Search the records for "Blood". Copy every line where it appears.
### Data for this exercise ###
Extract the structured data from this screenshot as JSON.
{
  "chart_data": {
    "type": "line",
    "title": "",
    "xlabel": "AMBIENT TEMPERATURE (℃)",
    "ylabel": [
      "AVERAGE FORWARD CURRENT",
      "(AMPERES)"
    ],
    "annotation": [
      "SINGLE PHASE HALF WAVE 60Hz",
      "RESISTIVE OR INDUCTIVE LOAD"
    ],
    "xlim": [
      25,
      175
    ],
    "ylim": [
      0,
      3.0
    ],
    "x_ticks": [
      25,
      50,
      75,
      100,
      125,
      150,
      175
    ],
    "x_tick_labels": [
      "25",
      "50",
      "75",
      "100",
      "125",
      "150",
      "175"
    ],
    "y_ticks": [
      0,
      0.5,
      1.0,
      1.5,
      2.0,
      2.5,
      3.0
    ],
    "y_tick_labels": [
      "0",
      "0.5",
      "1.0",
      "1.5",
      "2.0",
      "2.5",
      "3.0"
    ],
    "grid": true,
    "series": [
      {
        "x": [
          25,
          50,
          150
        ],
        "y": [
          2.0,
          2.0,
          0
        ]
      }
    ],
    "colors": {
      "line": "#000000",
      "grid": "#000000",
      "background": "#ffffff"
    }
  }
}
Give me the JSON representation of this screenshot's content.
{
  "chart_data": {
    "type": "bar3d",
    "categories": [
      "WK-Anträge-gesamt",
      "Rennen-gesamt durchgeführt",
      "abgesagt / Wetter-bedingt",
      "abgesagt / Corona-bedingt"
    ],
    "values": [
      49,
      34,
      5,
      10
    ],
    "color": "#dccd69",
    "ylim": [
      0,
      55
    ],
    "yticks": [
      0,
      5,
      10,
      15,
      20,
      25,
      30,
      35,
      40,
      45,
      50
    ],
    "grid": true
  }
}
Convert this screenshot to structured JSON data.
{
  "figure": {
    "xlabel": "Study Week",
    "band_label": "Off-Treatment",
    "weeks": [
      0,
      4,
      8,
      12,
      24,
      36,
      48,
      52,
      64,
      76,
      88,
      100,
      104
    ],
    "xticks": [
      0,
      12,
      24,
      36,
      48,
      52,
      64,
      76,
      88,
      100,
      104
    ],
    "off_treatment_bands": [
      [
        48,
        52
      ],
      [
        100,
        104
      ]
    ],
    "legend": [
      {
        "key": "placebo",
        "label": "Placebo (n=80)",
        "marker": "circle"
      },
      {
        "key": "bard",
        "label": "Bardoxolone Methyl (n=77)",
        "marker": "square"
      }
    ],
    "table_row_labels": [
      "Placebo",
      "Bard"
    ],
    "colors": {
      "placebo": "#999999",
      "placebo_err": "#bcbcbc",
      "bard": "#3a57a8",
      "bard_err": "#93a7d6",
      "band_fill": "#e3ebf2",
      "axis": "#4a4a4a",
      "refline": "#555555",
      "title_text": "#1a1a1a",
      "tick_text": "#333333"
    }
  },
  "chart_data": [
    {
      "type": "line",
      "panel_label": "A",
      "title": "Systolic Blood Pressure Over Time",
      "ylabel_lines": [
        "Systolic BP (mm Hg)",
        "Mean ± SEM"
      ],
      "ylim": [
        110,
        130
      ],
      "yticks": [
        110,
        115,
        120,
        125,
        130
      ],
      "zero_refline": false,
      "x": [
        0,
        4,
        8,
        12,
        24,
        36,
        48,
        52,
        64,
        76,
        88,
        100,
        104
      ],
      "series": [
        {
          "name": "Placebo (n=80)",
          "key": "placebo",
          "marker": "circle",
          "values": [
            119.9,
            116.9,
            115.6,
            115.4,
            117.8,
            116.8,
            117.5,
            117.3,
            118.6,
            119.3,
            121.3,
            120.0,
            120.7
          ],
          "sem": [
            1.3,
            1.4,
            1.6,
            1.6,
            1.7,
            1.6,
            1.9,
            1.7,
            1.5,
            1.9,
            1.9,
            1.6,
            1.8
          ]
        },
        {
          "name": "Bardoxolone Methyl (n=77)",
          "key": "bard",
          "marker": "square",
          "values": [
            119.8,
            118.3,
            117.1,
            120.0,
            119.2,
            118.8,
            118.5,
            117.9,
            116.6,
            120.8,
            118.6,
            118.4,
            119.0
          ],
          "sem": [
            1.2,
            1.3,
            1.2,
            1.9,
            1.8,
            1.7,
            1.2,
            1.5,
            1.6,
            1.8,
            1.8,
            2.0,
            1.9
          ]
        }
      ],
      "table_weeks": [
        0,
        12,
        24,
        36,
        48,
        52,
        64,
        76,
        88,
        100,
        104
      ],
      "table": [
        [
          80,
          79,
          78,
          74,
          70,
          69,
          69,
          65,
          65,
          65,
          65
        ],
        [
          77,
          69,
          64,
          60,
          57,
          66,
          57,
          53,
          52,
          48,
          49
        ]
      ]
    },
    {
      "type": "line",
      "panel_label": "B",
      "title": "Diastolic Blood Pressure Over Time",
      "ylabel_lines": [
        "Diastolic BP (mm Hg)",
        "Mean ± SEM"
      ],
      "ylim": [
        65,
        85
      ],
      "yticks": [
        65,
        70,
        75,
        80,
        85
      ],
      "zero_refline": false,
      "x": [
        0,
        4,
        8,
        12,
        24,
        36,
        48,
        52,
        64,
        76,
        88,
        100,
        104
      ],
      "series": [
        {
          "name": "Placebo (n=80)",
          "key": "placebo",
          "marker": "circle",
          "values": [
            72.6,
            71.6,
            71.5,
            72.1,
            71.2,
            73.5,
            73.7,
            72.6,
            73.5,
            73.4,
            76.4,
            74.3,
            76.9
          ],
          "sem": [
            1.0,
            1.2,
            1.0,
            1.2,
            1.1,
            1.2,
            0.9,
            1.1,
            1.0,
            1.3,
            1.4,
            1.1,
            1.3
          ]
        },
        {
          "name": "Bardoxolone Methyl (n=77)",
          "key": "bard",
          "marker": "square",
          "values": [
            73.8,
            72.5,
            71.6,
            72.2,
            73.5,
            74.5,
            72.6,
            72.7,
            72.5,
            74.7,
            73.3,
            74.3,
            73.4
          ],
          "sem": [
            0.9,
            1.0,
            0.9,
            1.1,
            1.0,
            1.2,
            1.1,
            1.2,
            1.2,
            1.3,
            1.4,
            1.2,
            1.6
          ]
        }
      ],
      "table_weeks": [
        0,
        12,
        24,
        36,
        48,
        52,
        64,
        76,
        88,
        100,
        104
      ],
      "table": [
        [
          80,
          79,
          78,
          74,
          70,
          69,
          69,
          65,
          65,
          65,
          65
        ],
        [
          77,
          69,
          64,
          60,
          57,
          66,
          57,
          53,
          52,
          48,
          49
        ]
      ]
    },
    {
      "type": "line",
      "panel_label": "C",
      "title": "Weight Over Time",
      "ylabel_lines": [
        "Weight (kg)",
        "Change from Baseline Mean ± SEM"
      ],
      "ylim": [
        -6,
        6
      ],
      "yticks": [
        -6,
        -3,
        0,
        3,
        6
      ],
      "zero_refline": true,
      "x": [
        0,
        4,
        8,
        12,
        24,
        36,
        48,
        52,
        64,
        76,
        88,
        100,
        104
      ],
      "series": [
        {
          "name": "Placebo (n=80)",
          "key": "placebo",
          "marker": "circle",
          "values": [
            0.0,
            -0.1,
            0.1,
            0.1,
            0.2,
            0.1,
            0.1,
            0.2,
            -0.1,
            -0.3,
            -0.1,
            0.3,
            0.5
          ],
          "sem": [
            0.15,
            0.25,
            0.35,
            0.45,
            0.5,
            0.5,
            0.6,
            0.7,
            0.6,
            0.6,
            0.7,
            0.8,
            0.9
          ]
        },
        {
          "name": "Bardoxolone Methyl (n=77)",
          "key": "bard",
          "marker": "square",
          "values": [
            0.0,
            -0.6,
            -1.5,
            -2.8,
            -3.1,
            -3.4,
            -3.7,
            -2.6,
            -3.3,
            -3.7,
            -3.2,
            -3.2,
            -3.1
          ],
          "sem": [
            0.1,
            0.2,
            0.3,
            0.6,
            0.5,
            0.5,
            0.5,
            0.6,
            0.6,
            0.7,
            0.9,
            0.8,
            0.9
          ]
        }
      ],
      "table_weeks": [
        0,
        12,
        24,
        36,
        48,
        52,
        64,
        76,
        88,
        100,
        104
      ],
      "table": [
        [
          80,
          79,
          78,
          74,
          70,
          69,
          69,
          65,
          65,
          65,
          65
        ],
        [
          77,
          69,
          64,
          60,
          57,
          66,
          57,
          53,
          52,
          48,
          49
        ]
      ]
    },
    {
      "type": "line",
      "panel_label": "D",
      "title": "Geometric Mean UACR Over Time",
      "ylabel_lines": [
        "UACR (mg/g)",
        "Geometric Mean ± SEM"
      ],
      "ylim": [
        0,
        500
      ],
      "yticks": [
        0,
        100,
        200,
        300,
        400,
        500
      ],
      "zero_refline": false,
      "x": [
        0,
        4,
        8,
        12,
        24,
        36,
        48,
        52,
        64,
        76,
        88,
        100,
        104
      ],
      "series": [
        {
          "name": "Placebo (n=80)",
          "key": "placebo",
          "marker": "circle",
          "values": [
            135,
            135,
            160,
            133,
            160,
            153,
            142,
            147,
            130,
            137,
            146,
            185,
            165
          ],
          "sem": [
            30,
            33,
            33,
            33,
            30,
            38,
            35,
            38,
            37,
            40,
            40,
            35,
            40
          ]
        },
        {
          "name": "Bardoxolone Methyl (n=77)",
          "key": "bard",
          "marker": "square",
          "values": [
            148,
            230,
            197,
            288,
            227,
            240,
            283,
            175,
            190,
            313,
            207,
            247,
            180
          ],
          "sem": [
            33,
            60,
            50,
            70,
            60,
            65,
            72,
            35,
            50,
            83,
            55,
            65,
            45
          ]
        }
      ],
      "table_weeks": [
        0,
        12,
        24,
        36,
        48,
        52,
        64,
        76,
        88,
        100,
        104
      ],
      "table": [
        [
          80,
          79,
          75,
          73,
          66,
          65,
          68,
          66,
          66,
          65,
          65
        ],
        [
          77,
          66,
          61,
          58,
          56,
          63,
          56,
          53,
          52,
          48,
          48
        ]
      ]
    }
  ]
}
###
#### Exercise response:
      "title": "Systolic Blood Pressure Over Time",
      "title": "Diastolic Blood Pressure Over Time",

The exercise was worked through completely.